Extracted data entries

#####

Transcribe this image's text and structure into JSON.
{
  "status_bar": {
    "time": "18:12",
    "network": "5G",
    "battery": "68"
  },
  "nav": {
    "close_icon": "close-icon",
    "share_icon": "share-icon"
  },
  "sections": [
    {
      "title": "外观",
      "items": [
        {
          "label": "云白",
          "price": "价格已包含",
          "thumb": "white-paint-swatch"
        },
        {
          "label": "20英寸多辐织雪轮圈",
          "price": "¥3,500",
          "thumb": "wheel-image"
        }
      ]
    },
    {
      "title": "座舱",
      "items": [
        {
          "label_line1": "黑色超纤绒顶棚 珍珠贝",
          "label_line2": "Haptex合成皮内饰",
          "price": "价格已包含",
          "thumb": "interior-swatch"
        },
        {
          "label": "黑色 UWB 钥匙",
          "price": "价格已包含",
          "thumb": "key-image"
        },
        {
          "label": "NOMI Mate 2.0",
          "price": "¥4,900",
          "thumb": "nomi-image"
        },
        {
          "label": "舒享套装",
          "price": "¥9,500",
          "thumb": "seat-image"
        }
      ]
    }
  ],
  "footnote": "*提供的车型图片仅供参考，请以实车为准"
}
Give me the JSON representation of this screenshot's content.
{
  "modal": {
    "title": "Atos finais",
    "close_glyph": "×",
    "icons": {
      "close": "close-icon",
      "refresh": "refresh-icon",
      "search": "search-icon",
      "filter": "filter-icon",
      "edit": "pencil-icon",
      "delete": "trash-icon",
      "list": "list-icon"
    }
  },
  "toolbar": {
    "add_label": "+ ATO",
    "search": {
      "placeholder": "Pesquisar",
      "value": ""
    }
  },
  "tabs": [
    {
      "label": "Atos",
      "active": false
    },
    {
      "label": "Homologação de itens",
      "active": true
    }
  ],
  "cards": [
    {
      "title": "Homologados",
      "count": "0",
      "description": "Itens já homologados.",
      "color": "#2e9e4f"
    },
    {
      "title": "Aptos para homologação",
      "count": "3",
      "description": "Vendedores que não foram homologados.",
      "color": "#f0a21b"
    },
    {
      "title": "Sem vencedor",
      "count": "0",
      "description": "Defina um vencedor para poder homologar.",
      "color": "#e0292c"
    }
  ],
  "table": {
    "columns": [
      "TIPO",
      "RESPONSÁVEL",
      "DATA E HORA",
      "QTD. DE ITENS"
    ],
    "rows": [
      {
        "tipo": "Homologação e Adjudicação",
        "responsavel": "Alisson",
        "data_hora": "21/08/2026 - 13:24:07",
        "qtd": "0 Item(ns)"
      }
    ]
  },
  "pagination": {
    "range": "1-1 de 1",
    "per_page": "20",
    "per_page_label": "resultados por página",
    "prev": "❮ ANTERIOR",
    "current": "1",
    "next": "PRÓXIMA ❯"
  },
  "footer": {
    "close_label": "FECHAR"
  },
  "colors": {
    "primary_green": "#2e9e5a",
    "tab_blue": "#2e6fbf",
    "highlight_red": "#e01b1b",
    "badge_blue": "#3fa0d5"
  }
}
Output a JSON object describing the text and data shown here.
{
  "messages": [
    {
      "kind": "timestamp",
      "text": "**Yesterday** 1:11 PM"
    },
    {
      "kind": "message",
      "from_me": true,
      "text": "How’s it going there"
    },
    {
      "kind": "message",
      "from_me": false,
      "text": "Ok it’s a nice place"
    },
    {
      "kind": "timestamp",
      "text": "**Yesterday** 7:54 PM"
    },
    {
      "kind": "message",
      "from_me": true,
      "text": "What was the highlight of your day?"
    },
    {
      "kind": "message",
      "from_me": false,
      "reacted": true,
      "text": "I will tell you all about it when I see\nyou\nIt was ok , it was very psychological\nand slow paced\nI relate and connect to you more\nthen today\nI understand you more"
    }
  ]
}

#####

Required work: Copy out each line exactly.

Written reply:
Transcribe this image's text and structure into JSON.
{
  "status_bar": {
    "time": "18:12",
    "network": "5G",
    "battery": "68"
  },
  "nav": {
    "close_icon": "close-icon",
    "share_icon": "share-icon"
  },
  "sections": [
    {
      "title": "外观",
      "items": [
        {
          "label": "云白",
          "price": "价格已包含",
          "thumb": "white-paint-swatch"
        },
        {
          "label": "20英寸多辐织雪轮圈",
          "price": "¥3,500",
          "thumb": "wheel-image"
        }
      ]
    },
    {
      "title": "座舱",
      "items": [
        {
          "label_line1": "黑色超纤绒顶棚 珍珠贝",
          "label_line2": "Haptex合成皮内饰",
          "price": "价格已包含",
          "thumb": "interior-swatch"
        },
        {
          "label": "黑色 UWB 钥匙",
          "price": "价格已包含",
          "thumb": "key-image"
        },
        {
          "label": "NOMI Mate 2.0",
          "price": "¥4,900",
          "thumb": "nomi-image"
        },
        {
          "label": "舒享套装",
          "price": "¥9,500",
          "thumb": "seat-image"
        }
      ]
    }
  ],
  "footnote": "*提供的车型图片仅供参考，请以实车为准"
}
Give me the JSON representation of this screenshot's content.
{
  "modal": {
    "title": "Atos finais",
    "close_glyph": "×",
    "icons": {
      "close": "close-icon",
      "refresh": "refresh-icon",
      "search": "search-icon",
      "filter": "filter-icon",
      "edit": "pencil-icon",
      "delete": "trash-icon",
      "list": "list-icon"
    }
  },
  "toolbar": {
    "add_label": "+ ATO",
    "search": {
      "placeholder": "Pesquisar",
      "value": ""
    }
  },
  "tabs": [
    {
      "label": "Atos",
      "active": false
    },
    {
      "label": "Homologação de itens",
      "active": true
    }
  ],
  "cards": [
    {
      "title": "Homologados",
      "count": "0",
      "description": "Itens já homologados.",
      "color": "#2e9e4f"
    },
    {
      "title": "Aptos para homologação",
      "count": "3",
      "description": "Vendedores que não foram homologados.",
      "color": "#f0a21b"
    },
    {
      "title": "Sem vencedor",
      "count": "0",
      "description": "Defina um vencedor para poder homologar.",
      "color": "#e0292c"
    }
  ],
  "table": {
    "columns": [
      "TIPO",
      "RESPONSÁVEL",
      "DATA E HORA",
      "QTD. DE ITENS"
    ],
    "rows": [
      {
        "tipo": "Homologação e Adjudicação",
        "responsavel": "Alisson",
        "data_hora": "21/08/2026 - 13:24:07",
        "qtd": "0 Item(ns)"
      }
    ]
  },
  "pagination": {
    "range": "1-1 de 1",
    "per_page": "20",
    "per_page_label": "resultados por página",
    "prev": "❮ ANTERIOR",
    "current": "1",
    "next": "PRÓXIMA ❯"
  },
  "footer": {
    "close_label": "FECHAR"
  },
  "colors": {
    "primary_green": "#2e9e5a",
    "tab_blue": "#2e6fbf",
    "highlight_red": "#e01b1b",
    "badge_blue": "#3fa0d5"
  }
}
Output a JSON object describing the text and data shown here.
{
  "messages": [
    {
      "kind": "timestamp",
      "text": "**Yesterday** 1:11 PM"
    },
    {
      "kind": "message",
      "from_me": true,
      "text": "How’s it going there"
    },
    {
      "kind": "message",
      "from_me": false,
      "text": "Ok it’s a nice place"
    },
    {
      "kind": "timestamp",
      "text": "**Yesterday** 7:54 PM"
    },
    {
      "kind": "message",
      "from_me": true,
      "text": "What was the highlight of your day?"
    },
    {
      "kind": "message",
      "from_me": false,
      "reacted": true,
      "text": "I will tell you all about it when I see\nyou\nIt was ok , it was very psychological\nand slow paced\nI relate and connect to you more\nthen today\nI understand you more"
    }
  ]
}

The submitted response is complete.